Given task: Using the material below, work out how many lines contain the word "Salud". Reply with the number and nothing more.

Saved entries:
* * * * *

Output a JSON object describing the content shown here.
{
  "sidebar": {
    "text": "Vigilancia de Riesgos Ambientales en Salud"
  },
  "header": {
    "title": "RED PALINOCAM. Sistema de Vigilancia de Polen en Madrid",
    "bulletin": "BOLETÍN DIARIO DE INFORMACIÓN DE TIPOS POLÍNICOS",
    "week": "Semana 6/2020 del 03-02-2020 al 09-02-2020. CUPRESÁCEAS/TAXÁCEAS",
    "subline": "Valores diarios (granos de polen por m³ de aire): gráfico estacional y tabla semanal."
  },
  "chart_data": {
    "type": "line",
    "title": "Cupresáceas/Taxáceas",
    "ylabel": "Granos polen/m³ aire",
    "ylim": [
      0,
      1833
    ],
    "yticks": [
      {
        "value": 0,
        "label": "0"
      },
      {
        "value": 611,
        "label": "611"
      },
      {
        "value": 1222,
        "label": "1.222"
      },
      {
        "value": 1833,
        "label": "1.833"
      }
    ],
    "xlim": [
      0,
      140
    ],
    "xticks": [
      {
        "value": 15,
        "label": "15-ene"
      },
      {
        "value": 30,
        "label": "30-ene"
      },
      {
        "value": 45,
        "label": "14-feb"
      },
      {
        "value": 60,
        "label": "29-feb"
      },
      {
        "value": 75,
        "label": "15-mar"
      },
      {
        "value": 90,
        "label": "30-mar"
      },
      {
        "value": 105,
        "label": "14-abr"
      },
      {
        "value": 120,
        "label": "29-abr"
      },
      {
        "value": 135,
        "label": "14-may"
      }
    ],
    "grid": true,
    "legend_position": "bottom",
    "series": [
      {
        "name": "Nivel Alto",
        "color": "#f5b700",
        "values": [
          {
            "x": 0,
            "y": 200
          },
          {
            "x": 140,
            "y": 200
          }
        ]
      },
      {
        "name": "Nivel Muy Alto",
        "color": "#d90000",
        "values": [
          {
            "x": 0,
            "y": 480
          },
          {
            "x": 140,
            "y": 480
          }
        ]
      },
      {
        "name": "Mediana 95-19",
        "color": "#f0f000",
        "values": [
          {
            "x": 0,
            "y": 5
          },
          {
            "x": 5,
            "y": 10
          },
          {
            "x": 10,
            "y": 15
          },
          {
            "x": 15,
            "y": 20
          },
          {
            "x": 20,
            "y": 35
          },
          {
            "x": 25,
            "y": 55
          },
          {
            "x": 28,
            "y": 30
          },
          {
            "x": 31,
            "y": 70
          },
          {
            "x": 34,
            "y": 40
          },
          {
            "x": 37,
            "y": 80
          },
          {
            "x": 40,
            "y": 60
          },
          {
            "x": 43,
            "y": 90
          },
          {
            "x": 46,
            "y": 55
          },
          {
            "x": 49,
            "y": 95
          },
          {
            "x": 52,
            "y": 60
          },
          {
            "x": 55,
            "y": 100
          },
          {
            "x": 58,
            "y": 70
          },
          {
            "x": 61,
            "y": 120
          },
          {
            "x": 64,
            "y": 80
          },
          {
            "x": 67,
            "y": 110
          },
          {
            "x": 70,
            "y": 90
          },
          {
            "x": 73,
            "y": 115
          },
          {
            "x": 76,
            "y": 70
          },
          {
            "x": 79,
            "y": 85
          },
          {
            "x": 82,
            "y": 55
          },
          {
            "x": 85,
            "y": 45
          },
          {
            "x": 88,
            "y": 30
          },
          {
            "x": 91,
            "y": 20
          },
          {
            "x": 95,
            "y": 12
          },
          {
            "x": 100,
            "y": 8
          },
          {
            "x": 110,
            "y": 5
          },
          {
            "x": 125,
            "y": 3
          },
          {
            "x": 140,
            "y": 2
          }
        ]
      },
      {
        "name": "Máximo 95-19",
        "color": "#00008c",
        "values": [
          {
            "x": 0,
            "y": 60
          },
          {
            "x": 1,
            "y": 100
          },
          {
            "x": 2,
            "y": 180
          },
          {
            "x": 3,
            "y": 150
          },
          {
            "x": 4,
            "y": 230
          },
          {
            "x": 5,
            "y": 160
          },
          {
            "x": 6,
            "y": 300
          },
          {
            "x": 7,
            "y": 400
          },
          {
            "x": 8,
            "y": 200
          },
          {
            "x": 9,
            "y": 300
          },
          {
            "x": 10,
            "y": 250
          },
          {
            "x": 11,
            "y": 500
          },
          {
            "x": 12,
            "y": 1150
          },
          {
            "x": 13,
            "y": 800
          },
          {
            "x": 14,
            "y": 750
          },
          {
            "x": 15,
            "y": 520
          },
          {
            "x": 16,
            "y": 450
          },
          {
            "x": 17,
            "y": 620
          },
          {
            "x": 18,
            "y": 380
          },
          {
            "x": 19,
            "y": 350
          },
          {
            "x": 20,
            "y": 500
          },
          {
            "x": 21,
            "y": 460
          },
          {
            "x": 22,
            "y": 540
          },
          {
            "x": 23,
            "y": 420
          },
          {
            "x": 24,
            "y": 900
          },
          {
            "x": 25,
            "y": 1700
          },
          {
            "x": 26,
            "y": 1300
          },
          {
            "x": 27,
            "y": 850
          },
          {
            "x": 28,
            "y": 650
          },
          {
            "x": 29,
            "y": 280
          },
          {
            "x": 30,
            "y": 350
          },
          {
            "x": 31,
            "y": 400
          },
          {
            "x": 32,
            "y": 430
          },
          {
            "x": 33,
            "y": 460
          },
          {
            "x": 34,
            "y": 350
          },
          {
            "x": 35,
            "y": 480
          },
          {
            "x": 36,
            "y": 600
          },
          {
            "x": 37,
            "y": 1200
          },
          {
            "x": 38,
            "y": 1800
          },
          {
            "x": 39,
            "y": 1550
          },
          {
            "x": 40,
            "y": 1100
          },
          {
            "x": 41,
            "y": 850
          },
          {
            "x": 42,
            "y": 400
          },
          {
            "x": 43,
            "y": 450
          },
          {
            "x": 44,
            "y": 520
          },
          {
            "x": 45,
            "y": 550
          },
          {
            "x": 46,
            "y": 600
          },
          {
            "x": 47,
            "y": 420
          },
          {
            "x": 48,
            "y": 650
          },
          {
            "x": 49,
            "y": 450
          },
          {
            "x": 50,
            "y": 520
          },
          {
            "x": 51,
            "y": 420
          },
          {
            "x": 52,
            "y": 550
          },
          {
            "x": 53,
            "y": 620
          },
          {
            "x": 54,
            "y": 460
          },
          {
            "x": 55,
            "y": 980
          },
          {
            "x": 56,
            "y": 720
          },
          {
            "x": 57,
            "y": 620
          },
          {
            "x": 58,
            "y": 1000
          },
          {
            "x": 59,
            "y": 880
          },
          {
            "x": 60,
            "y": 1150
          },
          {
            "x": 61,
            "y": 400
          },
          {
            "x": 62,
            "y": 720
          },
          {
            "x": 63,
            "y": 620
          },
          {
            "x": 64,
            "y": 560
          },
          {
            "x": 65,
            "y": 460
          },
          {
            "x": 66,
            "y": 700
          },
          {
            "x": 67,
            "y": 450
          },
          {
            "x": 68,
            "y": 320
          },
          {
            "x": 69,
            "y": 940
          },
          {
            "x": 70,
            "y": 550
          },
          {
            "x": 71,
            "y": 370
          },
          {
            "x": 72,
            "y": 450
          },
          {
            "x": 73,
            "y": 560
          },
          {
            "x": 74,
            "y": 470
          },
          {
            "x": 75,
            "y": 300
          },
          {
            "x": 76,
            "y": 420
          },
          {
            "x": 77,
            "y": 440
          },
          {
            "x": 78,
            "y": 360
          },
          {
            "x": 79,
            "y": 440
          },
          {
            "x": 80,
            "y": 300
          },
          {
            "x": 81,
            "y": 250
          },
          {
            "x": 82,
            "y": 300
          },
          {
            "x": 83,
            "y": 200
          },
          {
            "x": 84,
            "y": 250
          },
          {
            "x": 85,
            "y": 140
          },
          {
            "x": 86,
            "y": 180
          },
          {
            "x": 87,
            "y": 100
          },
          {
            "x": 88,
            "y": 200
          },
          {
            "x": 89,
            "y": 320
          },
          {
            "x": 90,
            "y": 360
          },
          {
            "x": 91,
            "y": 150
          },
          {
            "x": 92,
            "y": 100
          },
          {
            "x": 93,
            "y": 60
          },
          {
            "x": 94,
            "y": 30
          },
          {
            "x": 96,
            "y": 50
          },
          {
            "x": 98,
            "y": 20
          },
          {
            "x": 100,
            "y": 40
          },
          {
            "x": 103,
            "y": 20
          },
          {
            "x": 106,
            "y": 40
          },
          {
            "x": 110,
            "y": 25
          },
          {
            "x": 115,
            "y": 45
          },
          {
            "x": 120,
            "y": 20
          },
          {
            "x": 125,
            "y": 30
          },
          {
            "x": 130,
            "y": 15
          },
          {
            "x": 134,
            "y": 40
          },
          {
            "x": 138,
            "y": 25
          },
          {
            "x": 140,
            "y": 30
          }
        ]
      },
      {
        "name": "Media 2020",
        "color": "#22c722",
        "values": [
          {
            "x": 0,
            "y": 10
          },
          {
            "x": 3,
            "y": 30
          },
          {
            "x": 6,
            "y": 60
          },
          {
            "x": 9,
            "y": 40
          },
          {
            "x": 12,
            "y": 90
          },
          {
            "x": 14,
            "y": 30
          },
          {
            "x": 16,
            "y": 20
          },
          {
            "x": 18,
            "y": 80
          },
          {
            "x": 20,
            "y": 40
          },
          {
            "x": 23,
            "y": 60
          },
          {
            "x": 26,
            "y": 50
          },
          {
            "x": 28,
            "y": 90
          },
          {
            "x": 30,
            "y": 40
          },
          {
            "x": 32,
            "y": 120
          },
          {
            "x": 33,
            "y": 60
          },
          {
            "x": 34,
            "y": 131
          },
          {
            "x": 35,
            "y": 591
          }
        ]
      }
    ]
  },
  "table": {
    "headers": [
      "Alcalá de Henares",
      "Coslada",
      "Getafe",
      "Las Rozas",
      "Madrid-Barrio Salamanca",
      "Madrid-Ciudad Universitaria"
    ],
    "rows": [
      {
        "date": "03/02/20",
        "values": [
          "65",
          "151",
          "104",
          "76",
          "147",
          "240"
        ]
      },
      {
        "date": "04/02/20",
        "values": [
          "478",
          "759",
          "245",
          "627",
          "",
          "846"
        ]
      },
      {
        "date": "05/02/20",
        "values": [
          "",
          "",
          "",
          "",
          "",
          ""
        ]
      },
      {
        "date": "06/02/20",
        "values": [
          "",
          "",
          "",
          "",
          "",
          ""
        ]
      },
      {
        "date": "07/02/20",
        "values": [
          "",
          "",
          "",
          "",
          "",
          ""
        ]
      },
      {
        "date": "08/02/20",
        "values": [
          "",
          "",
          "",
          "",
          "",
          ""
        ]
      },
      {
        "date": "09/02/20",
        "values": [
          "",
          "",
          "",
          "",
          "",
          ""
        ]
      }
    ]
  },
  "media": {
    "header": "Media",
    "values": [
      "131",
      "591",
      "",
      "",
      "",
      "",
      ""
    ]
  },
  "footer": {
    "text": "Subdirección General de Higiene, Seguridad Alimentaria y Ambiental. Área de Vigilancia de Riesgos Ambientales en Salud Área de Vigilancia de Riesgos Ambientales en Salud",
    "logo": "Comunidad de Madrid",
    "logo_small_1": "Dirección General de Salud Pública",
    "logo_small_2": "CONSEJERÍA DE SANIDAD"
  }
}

* * * * *

Correct output: 3